(Rows from a dataset)
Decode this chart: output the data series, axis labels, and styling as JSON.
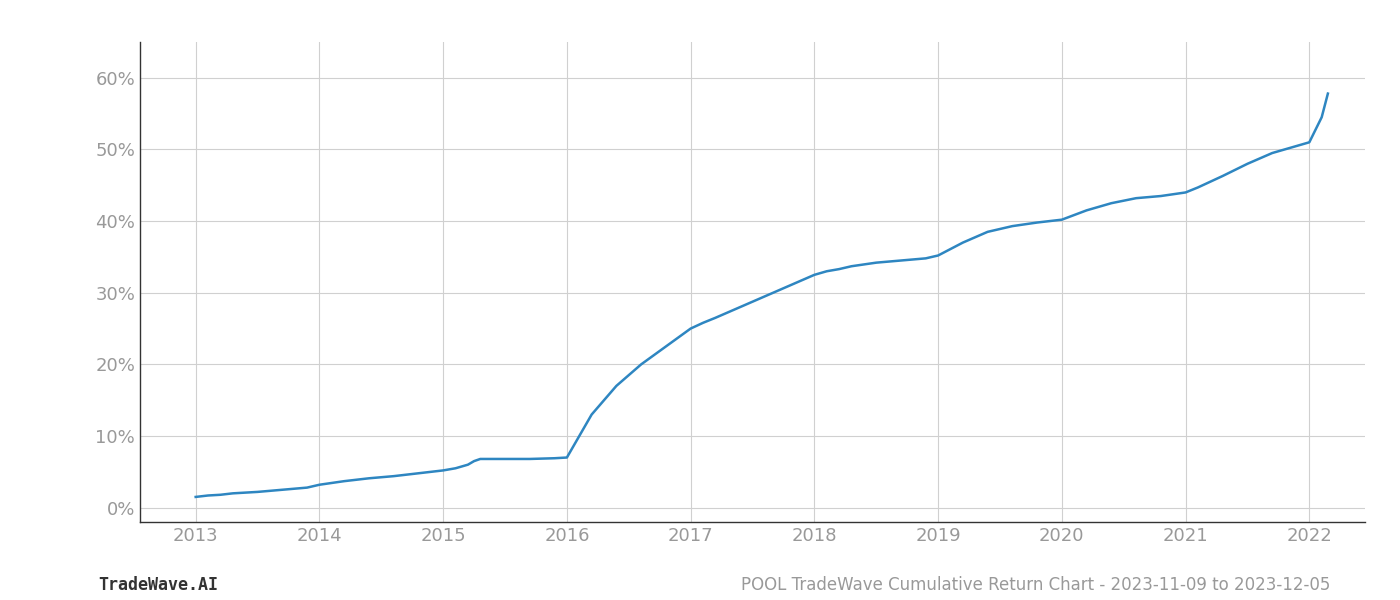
{
  "title": "POOL TradeWave Cumulative Return Chart - 2023-11-09 to 2023-12-05",
  "footer_left": "TradeWave.AI",
  "line_color": "#2e86c1",
  "line_width": 1.8,
  "background_color": "#ffffff",
  "grid_color": "#d0d0d0",
  "x_years": [
    2013.0,
    2013.1,
    2013.2,
    2013.3,
    2013.5,
    2013.7,
    2013.9,
    2014.0,
    2014.2,
    2014.4,
    2014.6,
    2014.8,
    2015.0,
    2015.1,
    2015.2,
    2015.25,
    2015.3,
    2015.5,
    2015.7,
    2015.9,
    2016.0,
    2016.1,
    2016.2,
    2016.4,
    2016.6,
    2016.8,
    2017.0,
    2017.1,
    2017.2,
    2017.4,
    2017.6,
    2017.8,
    2018.0,
    2018.1,
    2018.2,
    2018.3,
    2018.5,
    2018.7,
    2018.9,
    2019.0,
    2019.2,
    2019.4,
    2019.6,
    2019.8,
    2020.0,
    2020.2,
    2020.4,
    2020.6,
    2020.8,
    2021.0,
    2021.1,
    2021.2,
    2021.3,
    2021.5,
    2021.7,
    2021.9,
    2022.0,
    2022.1,
    2022.15
  ],
  "y_values": [
    0.015,
    0.017,
    0.018,
    0.02,
    0.022,
    0.025,
    0.028,
    0.032,
    0.037,
    0.041,
    0.044,
    0.048,
    0.052,
    0.055,
    0.06,
    0.065,
    0.068,
    0.068,
    0.068,
    0.069,
    0.07,
    0.1,
    0.13,
    0.17,
    0.2,
    0.225,
    0.25,
    0.258,
    0.265,
    0.28,
    0.295,
    0.31,
    0.325,
    0.33,
    0.333,
    0.337,
    0.342,
    0.345,
    0.348,
    0.352,
    0.37,
    0.385,
    0.393,
    0.398,
    0.402,
    0.415,
    0.425,
    0.432,
    0.435,
    0.44,
    0.447,
    0.455,
    0.463,
    0.48,
    0.495,
    0.505,
    0.51,
    0.545,
    0.578
  ],
  "xlim": [
    2012.55,
    2022.45
  ],
  "ylim": [
    -0.02,
    0.65
  ],
  "yticks": [
    0.0,
    0.1,
    0.2,
    0.3,
    0.4,
    0.5,
    0.6
  ],
  "xticks": [
    2013,
    2014,
    2015,
    2016,
    2017,
    2018,
    2019,
    2020,
    2021,
    2022
  ],
  "tick_label_color": "#999999",
  "axis_color": "#333333",
  "spine_color": "#333333",
  "tick_fontsize": 13,
  "footer_fontsize": 12
}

__PROBLEM TO SOLVE__
Reproduce all the records verbatim, excluding images.

__SOLUTION TO THE EXERCISE__
Decode this chart: output the data series, axis labels, and styling as JSON.
{
  "title": "POOL TradeWave Cumulative Return Chart - 2023-11-09 to 2023-12-05",
  "footer_left": "TradeWave.AI",
  "line_color": "#2e86c1",
  "line_width": 1.8,
  "background_color": "#ffffff",
  "grid_color": "#d0d0d0",
  "x_years": [
    2013.0,
    2013.1,
    2013.2,
    2013.3,
    2013.5,
    2013.7,
    2013.9,
    2014.0,
    2014.2,
    2014.4,
    2014.6,
    2014.8,
    2015.0,
    2015.1,
    2015.2,
    2015.25,
    2015.3,
    2015.5,
    2015.7,
    2015.9,
    2016.0,
    2016.1,
    2016.2,
    2016.4,
    2016.6,
    2016.8,
    2017.0,
    2017.1,
    2017.2,
    2017.4,
    2017.6,
    2017.8,
    2018.0,
    2018.1,
    2018.2,
    2018.3,
    2018.5,
    2018.7,
    2018.9,
    2019.0,
    2019.2,
    2019.4,
    2019.6,
    2019.8,
    2020.0,
    2020.2,
    2020.4,
    2020.6,
    2020.8,
    2021.0,
    2021.1,
    2021.2,
    2021.3,
    2021.5,
    2021.7,
    2021.9,
    2022.0,
    2022.1,
    2022.15
  ],
  "y_values": [
    0.015,
    0.017,
    0.018,
    0.02,
    0.022,
    0.025,
    0.028,
    0.032,
    0.037,
    0.041,
    0.044,
    0.048,
    0.052,
    0.055,
    0.06,
    0.065,
    0.068,
    0.068,
    0.068,
    0.069,
    0.07,
    0.1,
    0.13,
    0.17,
    0.2,
    0.225,
    0.25,
    0.258,
    0.265,
    0.28,
    0.295,
    0.31,
    0.325,
    0.33,
    0.333,
    0.337,
    0.342,
    0.345,
    0.348,
    0.352,
    0.37,
    0.385,
    0.393,
    0.398,
    0.402,
    0.415,
    0.425,
    0.432,
    0.435,
    0.44,
    0.447,
    0.455,
    0.463,
    0.48,
    0.495,
    0.505,
    0.51,
    0.545,
    0.578
  ],
  "xlim": [
    2012.55,
    2022.45
  ],
  "ylim": [
    -0.02,
    0.65
  ],
  "yticks": [
    0.0,
    0.1,
    0.2,
    0.3,
    0.4,
    0.5,
    0.6
  ],
  "xticks": [
    2013,
    2014,
    2015,
    2016,
    2017,
    2018,
    2019,
    2020,
    2021,
    2022
  ],
  "tick_label_color": "#999999",
  "axis_color": "#333333",
  "spine_color": "#333333",
  "tick_fontsize": 13,
  "footer_fontsize": 12
}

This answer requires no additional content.